Work request
In the records below, find the lines that include "insights" and copy each.

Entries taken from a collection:

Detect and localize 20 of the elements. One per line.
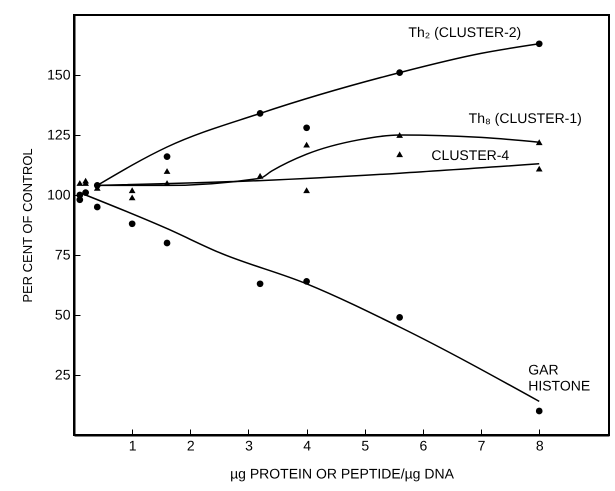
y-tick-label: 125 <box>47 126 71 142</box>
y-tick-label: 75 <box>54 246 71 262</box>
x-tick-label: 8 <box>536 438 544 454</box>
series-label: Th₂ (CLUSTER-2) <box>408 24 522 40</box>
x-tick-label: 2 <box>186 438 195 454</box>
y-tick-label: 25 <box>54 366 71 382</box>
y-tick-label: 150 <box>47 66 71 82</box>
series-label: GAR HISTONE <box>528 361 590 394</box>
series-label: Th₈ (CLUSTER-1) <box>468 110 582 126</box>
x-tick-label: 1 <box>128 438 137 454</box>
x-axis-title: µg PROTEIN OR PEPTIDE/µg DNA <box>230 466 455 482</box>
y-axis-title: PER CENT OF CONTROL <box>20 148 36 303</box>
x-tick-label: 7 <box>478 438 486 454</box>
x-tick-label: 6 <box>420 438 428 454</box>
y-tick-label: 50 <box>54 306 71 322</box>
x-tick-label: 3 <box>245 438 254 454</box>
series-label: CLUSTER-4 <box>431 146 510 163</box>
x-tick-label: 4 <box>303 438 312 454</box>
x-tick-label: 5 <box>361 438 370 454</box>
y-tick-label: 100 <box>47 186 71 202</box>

--

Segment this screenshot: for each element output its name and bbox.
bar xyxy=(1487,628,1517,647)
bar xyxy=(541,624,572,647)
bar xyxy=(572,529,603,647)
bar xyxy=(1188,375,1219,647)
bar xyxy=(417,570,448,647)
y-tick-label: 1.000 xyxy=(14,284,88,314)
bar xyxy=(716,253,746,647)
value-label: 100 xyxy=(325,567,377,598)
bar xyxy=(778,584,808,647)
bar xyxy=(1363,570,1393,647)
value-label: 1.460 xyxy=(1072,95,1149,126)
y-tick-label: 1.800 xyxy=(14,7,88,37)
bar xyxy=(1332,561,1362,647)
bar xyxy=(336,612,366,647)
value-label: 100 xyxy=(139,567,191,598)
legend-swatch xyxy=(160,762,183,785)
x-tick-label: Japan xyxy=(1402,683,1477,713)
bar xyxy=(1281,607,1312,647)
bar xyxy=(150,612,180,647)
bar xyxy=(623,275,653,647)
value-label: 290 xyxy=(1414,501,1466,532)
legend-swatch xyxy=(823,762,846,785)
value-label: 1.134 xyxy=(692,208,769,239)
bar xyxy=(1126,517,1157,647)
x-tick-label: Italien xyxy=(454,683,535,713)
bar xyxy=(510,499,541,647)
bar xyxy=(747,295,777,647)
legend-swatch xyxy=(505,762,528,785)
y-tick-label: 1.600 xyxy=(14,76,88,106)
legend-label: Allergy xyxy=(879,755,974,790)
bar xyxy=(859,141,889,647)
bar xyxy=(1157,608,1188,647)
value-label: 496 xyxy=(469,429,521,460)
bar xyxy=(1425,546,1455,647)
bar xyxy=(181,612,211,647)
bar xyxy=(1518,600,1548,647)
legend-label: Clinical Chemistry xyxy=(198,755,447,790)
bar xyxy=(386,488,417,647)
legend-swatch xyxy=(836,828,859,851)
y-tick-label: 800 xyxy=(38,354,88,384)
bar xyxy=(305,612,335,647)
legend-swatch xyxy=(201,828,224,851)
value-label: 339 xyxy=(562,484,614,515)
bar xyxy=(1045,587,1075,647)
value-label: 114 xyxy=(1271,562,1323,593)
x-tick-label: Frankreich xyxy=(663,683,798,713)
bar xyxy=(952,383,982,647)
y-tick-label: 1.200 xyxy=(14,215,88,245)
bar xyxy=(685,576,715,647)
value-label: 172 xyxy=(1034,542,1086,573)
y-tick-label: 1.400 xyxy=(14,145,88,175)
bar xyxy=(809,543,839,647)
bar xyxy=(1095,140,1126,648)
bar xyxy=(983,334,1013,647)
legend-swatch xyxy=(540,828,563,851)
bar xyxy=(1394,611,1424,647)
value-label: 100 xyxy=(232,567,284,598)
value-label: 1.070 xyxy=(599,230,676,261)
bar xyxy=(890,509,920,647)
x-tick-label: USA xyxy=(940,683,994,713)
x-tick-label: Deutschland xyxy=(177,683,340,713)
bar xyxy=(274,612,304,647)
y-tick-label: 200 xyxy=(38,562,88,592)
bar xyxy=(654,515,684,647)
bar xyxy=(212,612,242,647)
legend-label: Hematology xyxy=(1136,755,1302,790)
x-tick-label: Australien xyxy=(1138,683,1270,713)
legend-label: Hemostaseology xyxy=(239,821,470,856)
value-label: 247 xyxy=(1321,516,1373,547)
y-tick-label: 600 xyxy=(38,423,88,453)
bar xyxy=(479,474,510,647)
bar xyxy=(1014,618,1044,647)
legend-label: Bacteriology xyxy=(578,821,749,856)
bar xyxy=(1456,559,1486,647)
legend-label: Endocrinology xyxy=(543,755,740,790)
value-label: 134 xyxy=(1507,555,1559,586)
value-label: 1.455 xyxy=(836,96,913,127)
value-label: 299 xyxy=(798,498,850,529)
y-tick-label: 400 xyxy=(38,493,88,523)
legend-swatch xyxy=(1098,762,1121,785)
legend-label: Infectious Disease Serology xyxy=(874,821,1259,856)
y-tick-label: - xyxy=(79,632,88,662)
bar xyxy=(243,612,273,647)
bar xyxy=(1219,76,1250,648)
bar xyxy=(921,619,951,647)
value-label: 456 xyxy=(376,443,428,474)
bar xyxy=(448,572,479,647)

==

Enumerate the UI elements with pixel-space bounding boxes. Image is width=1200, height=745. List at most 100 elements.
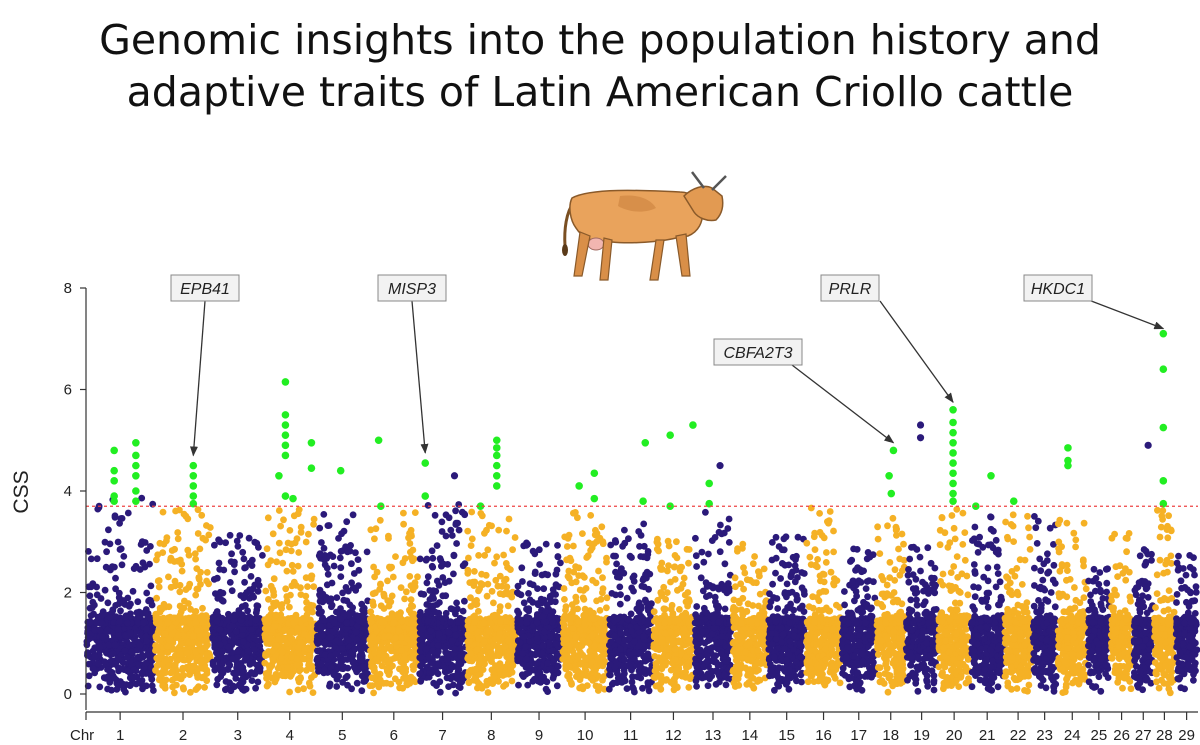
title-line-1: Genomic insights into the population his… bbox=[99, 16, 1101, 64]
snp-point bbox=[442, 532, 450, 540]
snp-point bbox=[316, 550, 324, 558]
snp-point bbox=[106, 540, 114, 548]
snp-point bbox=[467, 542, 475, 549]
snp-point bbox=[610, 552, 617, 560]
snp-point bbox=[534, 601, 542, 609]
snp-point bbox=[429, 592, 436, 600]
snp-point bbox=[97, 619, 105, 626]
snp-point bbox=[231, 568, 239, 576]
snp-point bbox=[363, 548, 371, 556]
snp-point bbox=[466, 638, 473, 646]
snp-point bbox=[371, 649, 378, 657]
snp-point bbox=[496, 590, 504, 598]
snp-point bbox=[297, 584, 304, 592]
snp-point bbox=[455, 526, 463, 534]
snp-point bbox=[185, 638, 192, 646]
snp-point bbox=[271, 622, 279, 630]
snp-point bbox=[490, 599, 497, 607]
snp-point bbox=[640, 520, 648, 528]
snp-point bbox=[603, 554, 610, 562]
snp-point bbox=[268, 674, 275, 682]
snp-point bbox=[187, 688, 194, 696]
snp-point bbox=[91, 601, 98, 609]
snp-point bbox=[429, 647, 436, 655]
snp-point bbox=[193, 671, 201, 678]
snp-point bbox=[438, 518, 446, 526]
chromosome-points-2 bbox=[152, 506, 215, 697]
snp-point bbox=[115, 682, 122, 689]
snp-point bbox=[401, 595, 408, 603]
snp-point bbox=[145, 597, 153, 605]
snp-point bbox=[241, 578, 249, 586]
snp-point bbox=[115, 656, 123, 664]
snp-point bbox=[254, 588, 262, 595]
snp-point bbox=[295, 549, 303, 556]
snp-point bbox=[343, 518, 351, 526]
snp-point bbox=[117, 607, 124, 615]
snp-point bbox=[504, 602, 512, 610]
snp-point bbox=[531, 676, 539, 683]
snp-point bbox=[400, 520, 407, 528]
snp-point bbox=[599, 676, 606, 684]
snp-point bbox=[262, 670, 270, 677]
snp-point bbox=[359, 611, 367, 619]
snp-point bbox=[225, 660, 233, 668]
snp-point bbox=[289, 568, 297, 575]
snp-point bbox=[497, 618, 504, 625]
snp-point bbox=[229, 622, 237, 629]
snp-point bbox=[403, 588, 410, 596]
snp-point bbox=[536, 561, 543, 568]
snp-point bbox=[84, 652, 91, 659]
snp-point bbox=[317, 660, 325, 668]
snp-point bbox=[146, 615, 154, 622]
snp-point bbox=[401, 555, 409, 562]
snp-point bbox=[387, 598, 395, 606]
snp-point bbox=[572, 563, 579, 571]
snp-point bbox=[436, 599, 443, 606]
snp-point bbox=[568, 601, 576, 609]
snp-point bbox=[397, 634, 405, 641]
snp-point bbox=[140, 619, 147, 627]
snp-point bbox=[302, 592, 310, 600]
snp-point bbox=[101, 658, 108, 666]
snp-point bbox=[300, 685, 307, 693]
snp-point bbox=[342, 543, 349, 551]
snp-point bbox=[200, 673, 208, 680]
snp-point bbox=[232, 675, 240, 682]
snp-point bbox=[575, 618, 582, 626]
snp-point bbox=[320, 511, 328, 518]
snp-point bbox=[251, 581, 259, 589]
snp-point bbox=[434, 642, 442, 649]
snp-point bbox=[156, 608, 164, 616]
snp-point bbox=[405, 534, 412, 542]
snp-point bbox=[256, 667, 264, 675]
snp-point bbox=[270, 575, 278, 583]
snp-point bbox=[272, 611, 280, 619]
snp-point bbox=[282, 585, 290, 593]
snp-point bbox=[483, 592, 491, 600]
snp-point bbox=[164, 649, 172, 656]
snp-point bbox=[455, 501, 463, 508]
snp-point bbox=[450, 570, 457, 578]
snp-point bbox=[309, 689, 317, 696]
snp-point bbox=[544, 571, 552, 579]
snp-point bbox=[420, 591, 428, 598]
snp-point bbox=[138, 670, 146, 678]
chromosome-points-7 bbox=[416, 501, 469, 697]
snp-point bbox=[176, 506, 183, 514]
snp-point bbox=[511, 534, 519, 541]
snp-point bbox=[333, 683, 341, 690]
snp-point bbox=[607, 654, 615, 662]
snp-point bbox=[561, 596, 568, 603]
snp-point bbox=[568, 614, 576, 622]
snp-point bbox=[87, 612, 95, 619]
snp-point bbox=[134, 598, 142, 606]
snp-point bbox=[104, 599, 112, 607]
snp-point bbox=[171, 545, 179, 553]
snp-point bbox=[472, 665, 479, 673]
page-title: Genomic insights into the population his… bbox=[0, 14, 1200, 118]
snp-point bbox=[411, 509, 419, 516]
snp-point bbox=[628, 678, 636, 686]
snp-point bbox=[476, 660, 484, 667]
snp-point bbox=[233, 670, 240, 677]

Answer to this exercise
title-line-1: Genomic insights into the population his… bbox=[99, 16, 1101, 64]
page-title: Genomic insights into the population his… bbox=[0, 14, 1200, 118]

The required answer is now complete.